Each record below is to be copied word for word, with pictures removed.

....

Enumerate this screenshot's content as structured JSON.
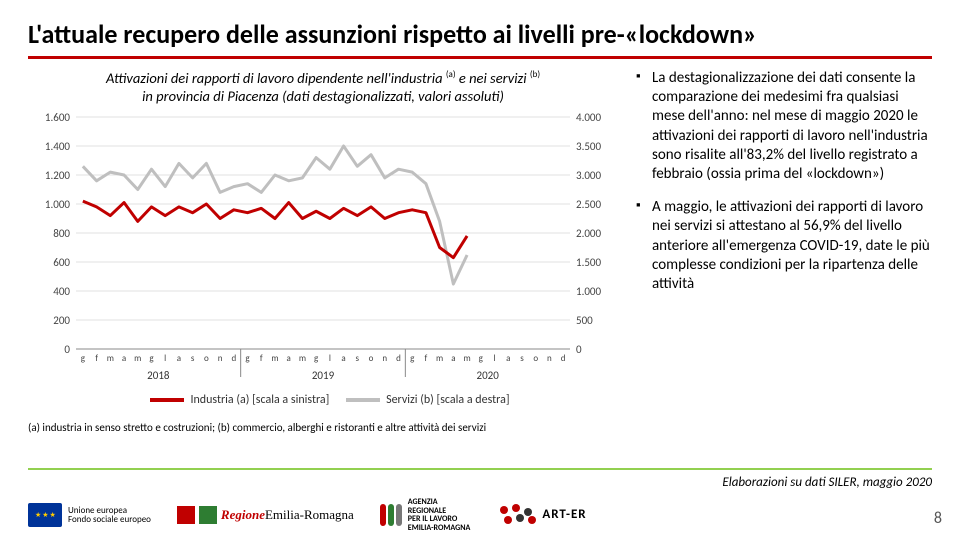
{
  "title": "L'attuale recupero delle assunzioni rispetto ai livelli pre-«lockdown»",
  "chart": {
    "type": "line-dual-axis",
    "title_line1_pre": "Attivazioni dei rapporti di lavoro dipendente nell'industria ",
    "title_line1_mid": " e nei servizi ",
    "title_sup_a": "(a)",
    "title_sup_b": "(b)",
    "title_line2": "in provincia di Piacenza (dati destagionalizzati, valori assoluti)",
    "months": [
      "g",
      "f",
      "m",
      "a",
      "m",
      "g",
      "l",
      "a",
      "s",
      "o",
      "n",
      "d",
      "g",
      "f",
      "m",
      "a",
      "m",
      "g",
      "l",
      "a",
      "s",
      "o",
      "n",
      "d",
      "g",
      "f",
      "m",
      "a",
      "m",
      "g",
      "l",
      "a",
      "s",
      "o",
      "n",
      "d"
    ],
    "year_labels": [
      "2018",
      "2019",
      "2020"
    ],
    "series_a": {
      "name": "Industria (a) [scala a sinistra]",
      "color": "#c00000",
      "line_width": 3,
      "values": [
        1020,
        980,
        920,
        1010,
        880,
        980,
        920,
        980,
        940,
        1000,
        900,
        960,
        940,
        970,
        900,
        1010,
        900,
        950,
        900,
        970,
        920,
        980,
        900,
        940,
        960,
        940,
        700,
        630,
        780,
        null,
        null,
        null,
        null,
        null,
        null,
        null
      ],
      "axis": {
        "min": 0,
        "max": 1600,
        "step": 200
      }
    },
    "series_b": {
      "name": "Servizi (b) [scala a destra]",
      "color": "#bfbfbf",
      "line_width": 3,
      "values": [
        3150,
        2900,
        3050,
        3000,
        2750,
        3100,
        2800,
        3200,
        2950,
        3200,
        2700,
        2800,
        2850,
        2700,
        3000,
        2900,
        2950,
        3300,
        3100,
        3500,
        3150,
        3350,
        2950,
        3100,
        3050,
        2850,
        2200,
        1120,
        1620,
        null,
        null,
        null,
        null,
        null,
        null,
        null
      ],
      "axis": {
        "min": 0,
        "max": 4000,
        "step": 500
      }
    },
    "grid_color": "#e0e0e0",
    "axis_text_color": "#444444",
    "background": "#ffffff"
  },
  "note": "(a) industria in senso stretto e costruzioni; (b) commercio, alberghi e ristoranti e altre attività dei servizi",
  "bullets": [
    "La destagionalizzazione dei dati consente la comparazione dei medesimi fra qualsiasi mese dell'anno: nel mese di maggio 2020 le attivazioni dei rapporti di lavoro nell'industria sono risalite all'83,2% del livello registrato a febbraio (ossia prima del «lockdown»)",
    "A maggio, le attivazioni dei rapporti di lavoro nei servizi si attestano al 56,9% del livello anteriore all'emergenza COVID-19, date le più complesse condizioni per la ripartenza delle attività"
  ],
  "source": "Elaborazioni su dati SILER, maggio 2020",
  "page": "8",
  "logos": {
    "eu": {
      "line1": "Unione europea",
      "line2": "Fondo sociale europeo"
    },
    "rer": {
      "region": "Regione",
      "name": "Emilia-Romagna",
      "sq1": "#c00000",
      "sq2": "#2e7d32"
    },
    "agenzia": {
      "line1": "AGENZIA",
      "line2": "REGIONALE",
      "line3": "PER IL LAVORO",
      "line4": "EMILIA-ROMAGNA",
      "c1": "#c00000",
      "c2": "#2e7d32",
      "c3": "#777777"
    },
    "art": {
      "text": "ART-ER",
      "dots": [
        "#c00000",
        "#c00000",
        "#333333",
        "#c00000",
        "#333333",
        "#c00000"
      ]
    }
  },
  "colors": {
    "rule_red": "#c00000",
    "rule_green": "#92d050"
  }
}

....

- Answer to this task
Enumerate this screenshot's content as structured JSON.
{
  "title": "L'attuale recupero delle assunzioni rispetto ai livelli pre-«lockdown»",
  "chart": {
    "type": "line-dual-axis",
    "title_line1_pre": "Attivazioni dei rapporti di lavoro dipendente nell'industria ",
    "title_line1_mid": " e nei servizi ",
    "title_sup_a": "(a)",
    "title_sup_b": "(b)",
    "title_line2": "in provincia di Piacenza (dati destagionalizzati, valori assoluti)",
    "months": [
      "g",
      "f",
      "m",
      "a",
      "m",
      "g",
      "l",
      "a",
      "s",
      "o",
      "n",
      "d",
      "g",
      "f",
      "m",
      "a",
      "m",
      "g",
      "l",
      "a",
      "s",
      "o",
      "n",
      "d",
      "g",
      "f",
      "m",
      "a",
      "m",
      "g",
      "l",
      "a",
      "s",
      "o",
      "n",
      "d"
    ],
    "year_labels": [
      "2018",
      "2019",
      "2020"
    ],
    "series_a": {
      "name": "Industria (a) [scala a sinistra]",
      "color": "#c00000",
      "line_width": 3,
      "values": [
        1020,
        980,
        920,
        1010,
        880,
        980,
        920,
        980,
        940,
        1000,
        900,
        960,
        940,
        970,
        900,
        1010,
        900,
        950,
        900,
        970,
        920,
        980,
        900,
        940,
        960,
        940,
        700,
        630,
        780,
        null,
        null,
        null,
        null,
        null,
        null,
        null
      ],
      "axis": {
        "min": 0,
        "max": 1600,
        "step": 200
      }
    },
    "series_b": {
      "name": "Servizi (b) [scala a destra]",
      "color": "#bfbfbf",
      "line_width": 3,
      "values": [
        3150,
        2900,
        3050,
        3000,
        2750,
        3100,
        2800,
        3200,
        2950,
        3200,
        2700,
        2800,
        2850,
        2700,
        3000,
        2900,
        2950,
        3300,
        3100,
        3500,
        3150,
        3350,
        2950,
        3100,
        3050,
        2850,
        2200,
        1120,
        1620,
        null,
        null,
        null,
        null,
        null,
        null,
        null
      ],
      "axis": {
        "min": 0,
        "max": 4000,
        "step": 500
      }
    },
    "grid_color": "#e0e0e0",
    "axis_text_color": "#444444",
    "background": "#ffffff"
  },
  "note": "(a) industria in senso stretto e costruzioni; (b) commercio, alberghi e ristoranti e altre attività dei servizi",
  "bullets": [
    "La destagionalizzazione dei dati consente la comparazione dei medesimi fra qualsiasi mese dell'anno: nel mese di maggio 2020 le attivazioni dei rapporti di lavoro nell'industria sono risalite all'83,2% del livello registrato a febbraio (ossia prima del «lockdown»)",
    "A maggio, le attivazioni dei rapporti di lavoro nei servizi si attestano al 56,9% del livello anteriore all'emergenza COVID-19, date le più complesse condizioni per la ripartenza delle attività"
  ],
  "source": "Elaborazioni su dati SILER, maggio 2020",
  "page": "8",
  "logos": {
    "eu": {
      "line1": "Unione europea",
      "line2": "Fondo sociale europeo"
    },
    "rer": {
      "region": "Regione",
      "name": "Emilia-Romagna",
      "sq1": "#c00000",
      "sq2": "#2e7d32"
    },
    "agenzia": {
      "line1": "AGENZIA",
      "line2": "REGIONALE",
      "line3": "PER IL LAVORO",
      "line4": "EMILIA-ROMAGNA",
      "c1": "#c00000",
      "c2": "#2e7d32",
      "c3": "#777777"
    },
    "art": {
      "text": "ART-ER",
      "dots": [
        "#c00000",
        "#c00000",
        "#333333",
        "#c00000",
        "#333333",
        "#c00000"
      ]
    }
  },
  "colors": {
    "rule_red": "#c00000",
    "rule_green": "#92d050"
  }
}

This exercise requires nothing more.